Monday, May 12, 2008

Indian heatwave

I hear that the teaming masses of India are rioting because of the hot weather. Someone should tell them that rioting only makes you hotter. Far better to relax beneath the shade of a leafy tree while being fanned by your personal attendant. Who could ever forget those leg-stretching lyrics sung by the sultry Ursula Andress?

Underneath the mango tree

Me honey and me

Dah dah dah dah doo

Female gorillas are not cut out to be fanners, so I usually hire a chimpanzee to pull the punkah. One must do one’s bit to create jobs and discourage idle hands from mischievous deeds. How do I occupy myself while being fanned? If I’m in the mood, I toot out melodies on my recorder while shaking a pair of maracas with my feet. We gorillas are well-equipped to be solo artists.

It seems that the Indians are furious about being subjected to lengthy power cuts. There simply isn’t enough wattage to keep the burgeoning number of electric fans whirring for 24 hours a day. That’s what happens in a booming emerging economy – people who once made do with the odd gust of breeze now expect to have non-stop ventilation. Enraged householders have stripped to their underwear and taken to the streets, abusing and harassing local officials. It’s a tactic that’s causing much commotion, given that the sight of Indian men in their chuddies has been known to spook elephants. One gets the impression that very few of the protesters are women in bra and panties.

◆ Task prompt ◆
Using the post about the Indian heatwave, answer these questions:
1. What animal does the writer usually hire to pull the punkah?
2. Which instrument does the writer play with the feet while being fanned?
3. According to the post, what are the Indians furious about?
Rely solely on the text above.

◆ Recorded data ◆
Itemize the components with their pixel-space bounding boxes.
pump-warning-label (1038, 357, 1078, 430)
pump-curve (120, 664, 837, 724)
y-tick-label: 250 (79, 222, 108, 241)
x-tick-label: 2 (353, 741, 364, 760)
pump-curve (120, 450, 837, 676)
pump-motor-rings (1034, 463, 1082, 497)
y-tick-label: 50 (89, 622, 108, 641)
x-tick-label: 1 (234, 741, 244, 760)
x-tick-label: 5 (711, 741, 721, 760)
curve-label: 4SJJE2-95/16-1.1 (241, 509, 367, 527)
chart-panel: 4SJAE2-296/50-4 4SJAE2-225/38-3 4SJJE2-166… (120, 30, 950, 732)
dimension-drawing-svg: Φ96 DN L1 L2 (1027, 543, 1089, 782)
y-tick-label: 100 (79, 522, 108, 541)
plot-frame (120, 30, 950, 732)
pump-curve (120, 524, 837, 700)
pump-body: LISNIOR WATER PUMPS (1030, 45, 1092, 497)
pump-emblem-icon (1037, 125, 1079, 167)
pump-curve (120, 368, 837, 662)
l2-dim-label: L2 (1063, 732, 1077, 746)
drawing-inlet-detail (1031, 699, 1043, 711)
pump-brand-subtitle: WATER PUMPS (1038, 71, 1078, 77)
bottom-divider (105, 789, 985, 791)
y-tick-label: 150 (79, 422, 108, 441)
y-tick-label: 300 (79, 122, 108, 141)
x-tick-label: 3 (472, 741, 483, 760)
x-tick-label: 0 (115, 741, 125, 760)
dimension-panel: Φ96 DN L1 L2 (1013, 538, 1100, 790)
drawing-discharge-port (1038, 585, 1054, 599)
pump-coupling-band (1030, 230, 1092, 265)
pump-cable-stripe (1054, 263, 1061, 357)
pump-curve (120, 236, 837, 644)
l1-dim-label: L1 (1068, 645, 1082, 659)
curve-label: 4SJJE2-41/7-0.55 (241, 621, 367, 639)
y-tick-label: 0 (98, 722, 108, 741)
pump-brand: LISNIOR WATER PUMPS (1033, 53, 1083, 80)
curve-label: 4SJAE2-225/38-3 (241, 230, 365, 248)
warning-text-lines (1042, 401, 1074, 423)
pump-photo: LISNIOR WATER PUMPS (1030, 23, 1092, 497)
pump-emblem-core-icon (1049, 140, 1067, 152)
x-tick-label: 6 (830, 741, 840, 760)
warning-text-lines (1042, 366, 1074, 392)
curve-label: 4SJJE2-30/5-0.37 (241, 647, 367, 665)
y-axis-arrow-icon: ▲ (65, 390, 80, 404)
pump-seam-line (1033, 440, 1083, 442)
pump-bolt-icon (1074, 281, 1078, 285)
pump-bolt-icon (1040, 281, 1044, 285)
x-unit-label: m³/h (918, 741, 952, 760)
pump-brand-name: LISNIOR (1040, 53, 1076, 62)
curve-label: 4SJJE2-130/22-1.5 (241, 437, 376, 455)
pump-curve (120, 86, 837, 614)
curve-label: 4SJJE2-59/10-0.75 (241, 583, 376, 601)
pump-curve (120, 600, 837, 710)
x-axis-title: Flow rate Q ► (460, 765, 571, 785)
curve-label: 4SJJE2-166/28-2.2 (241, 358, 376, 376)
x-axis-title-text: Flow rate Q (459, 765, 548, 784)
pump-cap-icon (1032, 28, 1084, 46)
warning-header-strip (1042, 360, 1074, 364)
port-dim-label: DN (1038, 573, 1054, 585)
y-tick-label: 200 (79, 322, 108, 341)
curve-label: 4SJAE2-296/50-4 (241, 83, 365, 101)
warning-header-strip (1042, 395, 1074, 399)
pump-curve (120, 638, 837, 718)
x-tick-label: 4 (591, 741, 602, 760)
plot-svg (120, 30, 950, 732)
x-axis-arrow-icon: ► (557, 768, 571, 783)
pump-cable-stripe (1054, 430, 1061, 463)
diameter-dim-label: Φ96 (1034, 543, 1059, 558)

* * *

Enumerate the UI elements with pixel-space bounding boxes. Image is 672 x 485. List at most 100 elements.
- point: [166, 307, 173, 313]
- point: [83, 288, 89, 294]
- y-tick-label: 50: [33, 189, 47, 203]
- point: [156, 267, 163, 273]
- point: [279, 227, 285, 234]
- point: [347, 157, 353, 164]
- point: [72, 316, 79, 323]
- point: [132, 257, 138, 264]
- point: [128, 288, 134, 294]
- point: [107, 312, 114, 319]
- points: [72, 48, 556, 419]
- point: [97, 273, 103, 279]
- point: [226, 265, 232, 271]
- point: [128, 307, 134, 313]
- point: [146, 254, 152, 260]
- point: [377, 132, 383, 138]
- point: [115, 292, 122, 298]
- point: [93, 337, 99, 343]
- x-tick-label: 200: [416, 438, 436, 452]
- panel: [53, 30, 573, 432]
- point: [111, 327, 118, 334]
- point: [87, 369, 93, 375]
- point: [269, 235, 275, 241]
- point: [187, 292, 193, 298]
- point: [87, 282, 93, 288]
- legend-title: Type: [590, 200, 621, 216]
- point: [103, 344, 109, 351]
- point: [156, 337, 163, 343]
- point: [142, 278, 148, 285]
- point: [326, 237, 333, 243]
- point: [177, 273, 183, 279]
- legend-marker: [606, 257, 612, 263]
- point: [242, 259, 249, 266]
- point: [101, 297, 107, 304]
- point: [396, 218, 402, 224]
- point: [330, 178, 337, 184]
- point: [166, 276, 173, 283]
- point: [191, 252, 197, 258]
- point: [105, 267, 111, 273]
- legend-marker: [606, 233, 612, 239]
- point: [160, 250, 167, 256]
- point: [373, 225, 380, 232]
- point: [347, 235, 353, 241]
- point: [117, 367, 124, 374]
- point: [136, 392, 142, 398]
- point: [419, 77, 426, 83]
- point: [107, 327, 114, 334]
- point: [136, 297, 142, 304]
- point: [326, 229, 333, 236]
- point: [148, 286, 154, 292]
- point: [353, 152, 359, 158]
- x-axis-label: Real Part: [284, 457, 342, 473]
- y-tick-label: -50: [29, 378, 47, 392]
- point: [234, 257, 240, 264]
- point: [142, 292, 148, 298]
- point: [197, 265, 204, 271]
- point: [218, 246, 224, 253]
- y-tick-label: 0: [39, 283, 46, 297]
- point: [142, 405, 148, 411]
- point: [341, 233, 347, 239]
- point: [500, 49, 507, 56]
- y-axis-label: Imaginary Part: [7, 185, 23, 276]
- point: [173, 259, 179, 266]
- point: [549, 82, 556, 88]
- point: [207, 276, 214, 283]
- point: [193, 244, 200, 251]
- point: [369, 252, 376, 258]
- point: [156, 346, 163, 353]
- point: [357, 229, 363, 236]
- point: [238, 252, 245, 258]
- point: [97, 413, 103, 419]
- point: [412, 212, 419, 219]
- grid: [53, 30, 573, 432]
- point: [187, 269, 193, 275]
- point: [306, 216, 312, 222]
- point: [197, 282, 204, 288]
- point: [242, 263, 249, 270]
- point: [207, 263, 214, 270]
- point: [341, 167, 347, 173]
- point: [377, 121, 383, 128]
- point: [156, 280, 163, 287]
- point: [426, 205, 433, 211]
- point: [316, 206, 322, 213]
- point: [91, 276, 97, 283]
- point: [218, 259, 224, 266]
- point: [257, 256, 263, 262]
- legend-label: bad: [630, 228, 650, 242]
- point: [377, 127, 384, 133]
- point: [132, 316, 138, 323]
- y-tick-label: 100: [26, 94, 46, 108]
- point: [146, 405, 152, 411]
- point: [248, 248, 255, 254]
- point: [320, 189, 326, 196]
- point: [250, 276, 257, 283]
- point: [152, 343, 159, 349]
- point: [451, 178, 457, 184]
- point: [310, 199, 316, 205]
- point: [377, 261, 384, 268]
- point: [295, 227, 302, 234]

◆ Answer below ◆
1. A chimpanzee.
2. A pair of maracas.
3. Being subjected to lengthy power cuts.